■ WORK TO DO:
State how many lines contain "Carlo", and write nothing except that count.

[Lines of data]
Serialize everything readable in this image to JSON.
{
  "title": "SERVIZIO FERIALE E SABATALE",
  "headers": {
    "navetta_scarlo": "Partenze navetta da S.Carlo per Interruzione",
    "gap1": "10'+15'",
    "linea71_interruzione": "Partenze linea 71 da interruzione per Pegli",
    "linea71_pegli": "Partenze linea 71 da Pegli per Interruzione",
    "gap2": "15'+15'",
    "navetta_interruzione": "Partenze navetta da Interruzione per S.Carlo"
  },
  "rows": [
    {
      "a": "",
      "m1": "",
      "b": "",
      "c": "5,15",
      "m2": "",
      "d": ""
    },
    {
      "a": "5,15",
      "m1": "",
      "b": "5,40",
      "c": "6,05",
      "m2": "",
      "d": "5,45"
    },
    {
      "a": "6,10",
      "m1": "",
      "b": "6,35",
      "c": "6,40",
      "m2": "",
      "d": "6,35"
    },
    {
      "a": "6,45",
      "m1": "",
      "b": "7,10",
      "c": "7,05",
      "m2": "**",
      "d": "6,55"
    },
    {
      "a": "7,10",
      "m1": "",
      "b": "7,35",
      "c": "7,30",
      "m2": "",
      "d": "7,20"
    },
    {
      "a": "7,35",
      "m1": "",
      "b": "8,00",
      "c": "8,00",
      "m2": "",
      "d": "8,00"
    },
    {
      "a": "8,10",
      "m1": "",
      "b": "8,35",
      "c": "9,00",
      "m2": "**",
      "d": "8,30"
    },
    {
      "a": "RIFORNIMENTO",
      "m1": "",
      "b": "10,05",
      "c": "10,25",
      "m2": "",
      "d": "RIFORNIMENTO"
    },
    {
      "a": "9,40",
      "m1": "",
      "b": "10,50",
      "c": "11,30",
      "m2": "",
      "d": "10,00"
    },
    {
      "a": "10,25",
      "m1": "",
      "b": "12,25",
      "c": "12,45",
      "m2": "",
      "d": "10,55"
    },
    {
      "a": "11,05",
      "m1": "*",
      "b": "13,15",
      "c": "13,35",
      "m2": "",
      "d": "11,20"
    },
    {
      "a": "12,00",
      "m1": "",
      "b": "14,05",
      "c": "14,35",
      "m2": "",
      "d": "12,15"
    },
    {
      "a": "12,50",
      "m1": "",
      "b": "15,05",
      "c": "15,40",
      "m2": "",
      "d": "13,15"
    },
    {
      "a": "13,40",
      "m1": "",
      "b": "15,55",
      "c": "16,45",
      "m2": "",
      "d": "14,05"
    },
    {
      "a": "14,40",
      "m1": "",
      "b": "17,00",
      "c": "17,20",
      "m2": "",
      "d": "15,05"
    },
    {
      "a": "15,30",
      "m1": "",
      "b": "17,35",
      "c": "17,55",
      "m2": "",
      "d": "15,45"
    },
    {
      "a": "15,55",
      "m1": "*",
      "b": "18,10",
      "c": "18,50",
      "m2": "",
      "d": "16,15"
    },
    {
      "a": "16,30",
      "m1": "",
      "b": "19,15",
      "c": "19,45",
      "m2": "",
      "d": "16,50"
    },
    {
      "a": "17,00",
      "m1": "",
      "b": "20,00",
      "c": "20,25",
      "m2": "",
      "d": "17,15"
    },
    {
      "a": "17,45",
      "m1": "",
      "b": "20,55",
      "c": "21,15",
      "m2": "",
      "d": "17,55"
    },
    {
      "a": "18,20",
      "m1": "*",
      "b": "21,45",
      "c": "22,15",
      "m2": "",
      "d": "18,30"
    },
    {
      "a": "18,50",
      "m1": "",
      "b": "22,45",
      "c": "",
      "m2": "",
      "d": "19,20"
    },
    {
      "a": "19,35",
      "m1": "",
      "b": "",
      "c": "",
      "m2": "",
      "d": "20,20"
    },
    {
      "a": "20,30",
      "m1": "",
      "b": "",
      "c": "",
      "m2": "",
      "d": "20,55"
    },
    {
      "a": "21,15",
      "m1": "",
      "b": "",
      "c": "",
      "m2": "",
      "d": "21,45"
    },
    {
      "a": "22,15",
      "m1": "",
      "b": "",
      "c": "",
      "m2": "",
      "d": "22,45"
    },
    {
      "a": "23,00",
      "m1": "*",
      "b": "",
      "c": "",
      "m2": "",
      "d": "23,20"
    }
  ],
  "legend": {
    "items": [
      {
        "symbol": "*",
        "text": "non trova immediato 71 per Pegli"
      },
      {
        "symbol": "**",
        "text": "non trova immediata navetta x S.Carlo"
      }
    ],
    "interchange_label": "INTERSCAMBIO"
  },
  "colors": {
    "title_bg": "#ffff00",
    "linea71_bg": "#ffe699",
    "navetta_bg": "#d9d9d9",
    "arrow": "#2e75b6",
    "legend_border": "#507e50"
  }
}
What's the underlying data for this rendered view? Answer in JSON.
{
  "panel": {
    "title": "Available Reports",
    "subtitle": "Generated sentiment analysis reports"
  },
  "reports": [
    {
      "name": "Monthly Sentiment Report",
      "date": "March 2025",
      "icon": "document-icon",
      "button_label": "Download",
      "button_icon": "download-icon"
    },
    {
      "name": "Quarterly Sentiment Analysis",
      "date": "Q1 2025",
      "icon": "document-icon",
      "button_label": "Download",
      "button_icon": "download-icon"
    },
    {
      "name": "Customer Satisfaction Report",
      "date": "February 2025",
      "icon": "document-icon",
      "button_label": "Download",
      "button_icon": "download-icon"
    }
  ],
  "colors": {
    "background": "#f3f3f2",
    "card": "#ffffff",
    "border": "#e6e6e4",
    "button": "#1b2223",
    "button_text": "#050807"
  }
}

■ EXPECTED OUTPUT:
3